• Source material:
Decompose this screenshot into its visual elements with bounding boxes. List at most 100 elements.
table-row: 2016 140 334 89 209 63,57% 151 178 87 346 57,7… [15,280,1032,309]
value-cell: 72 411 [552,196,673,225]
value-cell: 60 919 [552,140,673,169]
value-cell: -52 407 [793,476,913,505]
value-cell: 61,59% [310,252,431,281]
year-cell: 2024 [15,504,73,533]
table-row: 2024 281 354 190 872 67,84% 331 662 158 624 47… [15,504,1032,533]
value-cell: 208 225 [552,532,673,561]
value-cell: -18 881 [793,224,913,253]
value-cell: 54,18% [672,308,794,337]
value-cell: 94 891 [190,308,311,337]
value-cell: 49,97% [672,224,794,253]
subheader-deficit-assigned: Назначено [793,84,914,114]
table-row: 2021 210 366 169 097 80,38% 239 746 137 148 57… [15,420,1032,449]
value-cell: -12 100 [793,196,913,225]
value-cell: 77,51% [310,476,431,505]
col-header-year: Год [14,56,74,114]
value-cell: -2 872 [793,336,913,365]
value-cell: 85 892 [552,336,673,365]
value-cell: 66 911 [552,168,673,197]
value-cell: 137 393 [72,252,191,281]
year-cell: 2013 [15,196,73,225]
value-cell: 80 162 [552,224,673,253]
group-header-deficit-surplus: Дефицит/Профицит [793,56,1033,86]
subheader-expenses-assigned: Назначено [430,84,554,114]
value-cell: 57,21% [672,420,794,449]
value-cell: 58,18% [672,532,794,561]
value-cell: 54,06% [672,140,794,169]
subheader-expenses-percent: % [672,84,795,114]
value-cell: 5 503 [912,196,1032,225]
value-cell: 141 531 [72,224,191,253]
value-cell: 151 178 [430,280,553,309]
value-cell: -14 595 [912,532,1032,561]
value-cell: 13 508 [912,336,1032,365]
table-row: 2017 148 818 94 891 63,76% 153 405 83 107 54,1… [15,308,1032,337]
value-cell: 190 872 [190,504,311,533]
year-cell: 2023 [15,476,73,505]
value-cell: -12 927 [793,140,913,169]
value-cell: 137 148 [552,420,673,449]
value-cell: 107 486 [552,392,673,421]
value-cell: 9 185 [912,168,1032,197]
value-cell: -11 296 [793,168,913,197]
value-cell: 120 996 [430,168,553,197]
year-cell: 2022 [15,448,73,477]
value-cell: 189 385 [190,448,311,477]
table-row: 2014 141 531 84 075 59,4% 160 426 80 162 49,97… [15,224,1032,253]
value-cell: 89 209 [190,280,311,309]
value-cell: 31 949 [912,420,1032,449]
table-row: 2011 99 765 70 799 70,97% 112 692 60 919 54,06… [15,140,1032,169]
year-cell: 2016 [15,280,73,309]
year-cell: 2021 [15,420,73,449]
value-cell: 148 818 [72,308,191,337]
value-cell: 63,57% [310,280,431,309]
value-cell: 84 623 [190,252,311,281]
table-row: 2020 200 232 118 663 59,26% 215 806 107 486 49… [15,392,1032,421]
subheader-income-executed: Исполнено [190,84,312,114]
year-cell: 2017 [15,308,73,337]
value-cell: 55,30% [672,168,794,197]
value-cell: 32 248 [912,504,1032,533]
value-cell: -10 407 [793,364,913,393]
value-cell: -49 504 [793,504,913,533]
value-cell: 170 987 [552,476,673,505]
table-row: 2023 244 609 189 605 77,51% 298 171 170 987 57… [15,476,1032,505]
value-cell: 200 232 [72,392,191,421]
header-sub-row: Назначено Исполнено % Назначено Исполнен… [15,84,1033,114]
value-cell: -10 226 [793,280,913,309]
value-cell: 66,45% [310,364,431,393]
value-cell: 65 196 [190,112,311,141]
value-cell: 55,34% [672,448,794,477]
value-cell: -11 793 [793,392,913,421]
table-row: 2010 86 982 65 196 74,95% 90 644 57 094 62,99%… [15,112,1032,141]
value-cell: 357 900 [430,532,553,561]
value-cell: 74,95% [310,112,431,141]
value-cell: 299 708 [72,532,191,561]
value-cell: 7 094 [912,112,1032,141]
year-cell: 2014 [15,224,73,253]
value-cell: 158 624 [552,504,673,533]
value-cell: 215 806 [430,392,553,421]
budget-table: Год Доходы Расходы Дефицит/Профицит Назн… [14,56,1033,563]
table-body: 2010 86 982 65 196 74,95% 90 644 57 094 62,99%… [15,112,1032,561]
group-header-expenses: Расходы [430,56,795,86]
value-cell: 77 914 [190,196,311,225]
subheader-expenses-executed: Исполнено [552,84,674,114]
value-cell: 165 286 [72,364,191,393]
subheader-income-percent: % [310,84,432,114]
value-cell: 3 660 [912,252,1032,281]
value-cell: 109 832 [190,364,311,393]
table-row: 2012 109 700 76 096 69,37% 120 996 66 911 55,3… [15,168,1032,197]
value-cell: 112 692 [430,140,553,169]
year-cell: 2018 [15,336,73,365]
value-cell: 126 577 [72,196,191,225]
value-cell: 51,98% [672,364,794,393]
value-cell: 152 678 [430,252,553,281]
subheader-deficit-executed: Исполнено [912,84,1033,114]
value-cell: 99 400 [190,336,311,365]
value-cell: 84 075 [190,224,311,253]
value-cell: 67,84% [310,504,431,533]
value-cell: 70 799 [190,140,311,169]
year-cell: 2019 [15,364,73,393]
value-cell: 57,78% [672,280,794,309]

• Written problem: Please print the records word for word, beginning at their first line and stopping after the line that contains "subheader-expenses-assigned: Назначено [430,84,554,114]".

• The output:
Decompose this screenshot into its visual elements with bounding boxes. List at most 100 elements.
table-row: 2016 140 334 89 209 63,57% 151 178 87 346 57,7… [15,280,1032,309]
value-cell: 72 411 [552,196,673,225]
value-cell: 60 919 [552,140,673,169]
value-cell: -52 407 [793,476,913,505]
value-cell: 61,59% [310,252,431,281]
year-cell: 2024 [15,504,73,533]
table-row: 2024 281 354 190 872 67,84% 331 662 158 624 47… [15,504,1032,533]
value-cell: 208 225 [552,532,673,561]
value-cell: -18 881 [793,224,913,253]
value-cell: 54,18% [672,308,794,337]
value-cell: 94 891 [190,308,311,337]
value-cell: 49,97% [672,224,794,253]
subheader-deficit-assigned: Назначено [793,84,914,114]
table-row: 2021 210 366 169 097 80,38% 239 746 137 148 57… [15,420,1032,449]
value-cell: -12 100 [793,196,913,225]
value-cell: 77,51% [310,476,431,505]
col-header-year: Год [14,56,74,114]
value-cell: -2 872 [793,336,913,365]
value-cell: 85 892 [552,336,673,365]
value-cell: 66 911 [552,168,673,197]
value-cell: 137 393 [72,252,191,281]
year-cell: 2013 [15,196,73,225]
value-cell: 80 162 [552,224,673,253]
group-header-deficit-surplus: Дефицит/Профицит [793,56,1033,86]
subheader-expenses-assigned: Назначено [430,84,554,114]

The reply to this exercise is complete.